Stored data entries
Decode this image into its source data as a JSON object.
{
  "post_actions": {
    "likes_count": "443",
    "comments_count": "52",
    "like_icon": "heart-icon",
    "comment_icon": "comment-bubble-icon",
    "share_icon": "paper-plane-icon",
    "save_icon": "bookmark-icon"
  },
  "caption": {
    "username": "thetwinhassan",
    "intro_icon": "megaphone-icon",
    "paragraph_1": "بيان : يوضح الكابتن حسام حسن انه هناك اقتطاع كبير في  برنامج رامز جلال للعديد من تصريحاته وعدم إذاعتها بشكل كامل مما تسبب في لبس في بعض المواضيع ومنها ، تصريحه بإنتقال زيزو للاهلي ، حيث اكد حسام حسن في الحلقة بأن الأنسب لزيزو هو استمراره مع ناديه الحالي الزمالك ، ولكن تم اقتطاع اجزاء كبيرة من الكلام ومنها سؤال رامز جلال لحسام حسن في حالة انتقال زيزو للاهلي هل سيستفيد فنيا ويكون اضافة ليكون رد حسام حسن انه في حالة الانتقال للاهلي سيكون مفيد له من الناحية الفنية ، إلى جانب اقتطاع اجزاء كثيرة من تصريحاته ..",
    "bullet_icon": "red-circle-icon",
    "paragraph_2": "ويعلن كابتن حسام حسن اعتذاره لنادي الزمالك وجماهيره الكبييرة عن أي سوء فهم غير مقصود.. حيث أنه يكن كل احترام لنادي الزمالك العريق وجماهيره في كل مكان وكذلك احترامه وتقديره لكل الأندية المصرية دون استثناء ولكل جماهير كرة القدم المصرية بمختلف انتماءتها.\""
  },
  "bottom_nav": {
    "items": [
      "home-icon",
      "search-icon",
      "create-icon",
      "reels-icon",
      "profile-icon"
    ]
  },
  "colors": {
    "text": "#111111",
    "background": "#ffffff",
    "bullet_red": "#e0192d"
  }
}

* What this task involves: Every line in the data above that contains "icon" needs to be copied.

* Exercise result:
    "like_icon": "heart-icon",
    "comment_icon": "comment-bubble-icon",
    "share_icon": "paper-plane-icon",
    "save_icon": "bookmark-icon"
    "intro_icon": "megaphone-icon",
    "bullet_icon": "red-circle-icon",
      "home-icon",
      "search-icon",
      "create-icon",
      "reels-icon",
      "profile-icon"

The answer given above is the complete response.